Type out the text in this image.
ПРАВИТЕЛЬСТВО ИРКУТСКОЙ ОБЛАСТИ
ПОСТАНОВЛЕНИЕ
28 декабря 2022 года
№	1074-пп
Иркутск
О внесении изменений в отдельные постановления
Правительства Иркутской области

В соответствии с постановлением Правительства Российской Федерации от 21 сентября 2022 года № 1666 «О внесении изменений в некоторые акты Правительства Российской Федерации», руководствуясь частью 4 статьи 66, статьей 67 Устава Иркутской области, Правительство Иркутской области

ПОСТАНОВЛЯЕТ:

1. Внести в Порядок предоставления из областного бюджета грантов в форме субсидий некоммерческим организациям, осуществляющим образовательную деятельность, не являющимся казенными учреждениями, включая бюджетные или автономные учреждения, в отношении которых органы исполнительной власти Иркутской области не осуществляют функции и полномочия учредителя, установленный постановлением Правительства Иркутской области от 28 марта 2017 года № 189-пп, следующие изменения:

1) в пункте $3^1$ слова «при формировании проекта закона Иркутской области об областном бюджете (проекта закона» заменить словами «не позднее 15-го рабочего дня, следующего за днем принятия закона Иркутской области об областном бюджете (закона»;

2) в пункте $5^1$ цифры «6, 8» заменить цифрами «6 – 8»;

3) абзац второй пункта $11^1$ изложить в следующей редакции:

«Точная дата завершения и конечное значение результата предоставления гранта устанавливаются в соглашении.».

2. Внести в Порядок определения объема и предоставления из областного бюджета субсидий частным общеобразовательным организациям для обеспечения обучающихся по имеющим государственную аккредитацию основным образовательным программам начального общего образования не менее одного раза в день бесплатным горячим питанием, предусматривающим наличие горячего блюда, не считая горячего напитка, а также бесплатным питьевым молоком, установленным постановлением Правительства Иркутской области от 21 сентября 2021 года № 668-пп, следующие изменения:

**What you are asked to do**
Exactly reproduce every line of the records.

**Correct output**
Type out the text in this image.
ПРАВИТЕЛЬСТВО ИРКУТСКОЙ ОБЛАСТИ
ПОСТАНОВЛЕНИЕ
28 декабря 2022 года
№	1074-пп
Иркутск
О внесении изменений в отдельные постановления
Правительства Иркутской области

В соответствии с постановлением Правительства Российской Федерации от 21 сентября 2022 года № 1666 «О внесении изменений в некоторые акты Правительства Российской Федерации», руководствуясь частью 4 статьи 66, статьей 67 Устава Иркутской области, Правительство Иркутской области

ПОСТАНОВЛЯЕТ:

1. Внести в Порядок предоставления из областного бюджета грантов в форме субсидий некоммерческим организациям, осуществляющим образовательную деятельность, не являющимся казенными учреждениями, включая бюджетные или автономные учреждения, в отношении которых органы исполнительной власти Иркутской области не осуществляют функции и полномочия учредителя, установленный постановлением Правительства Иркутской области от 28 марта 2017 года № 189-пп, следующие изменения:

1) в пункте $3^1$ слова «при формировании проекта закона Иркутской области об областном бюджете (проекта закона» заменить словами «не позднее 15-го рабочего дня, следующего за днем принятия закона Иркутской области об областном бюджете (закона»;

2) в пункте $5^1$ цифры «6, 8» заменить цифрами «6 – 8»;

3) абзац второй пункта $11^1$ изложить в следующей редакции:

«Точная дата завершения и конечное значение результата предоставления гранта устанавливаются в соглашении.».

2. Внести в Порядок определения объема и предоставления из областного бюджета субсидий частным общеобразовательным организациям для обеспечения обучающихся по имеющим государственную аккредитацию основным образовательным программам начального общего образования не менее одного раза в день бесплатным горячим питанием, предусматривающим наличие горячего блюда, не считая горячего напитка, а также бесплатным питьевым молоком, установленным постановлением Правительства Иркутской области от 21 сентября 2021 года № 668-пп, следующие изменения:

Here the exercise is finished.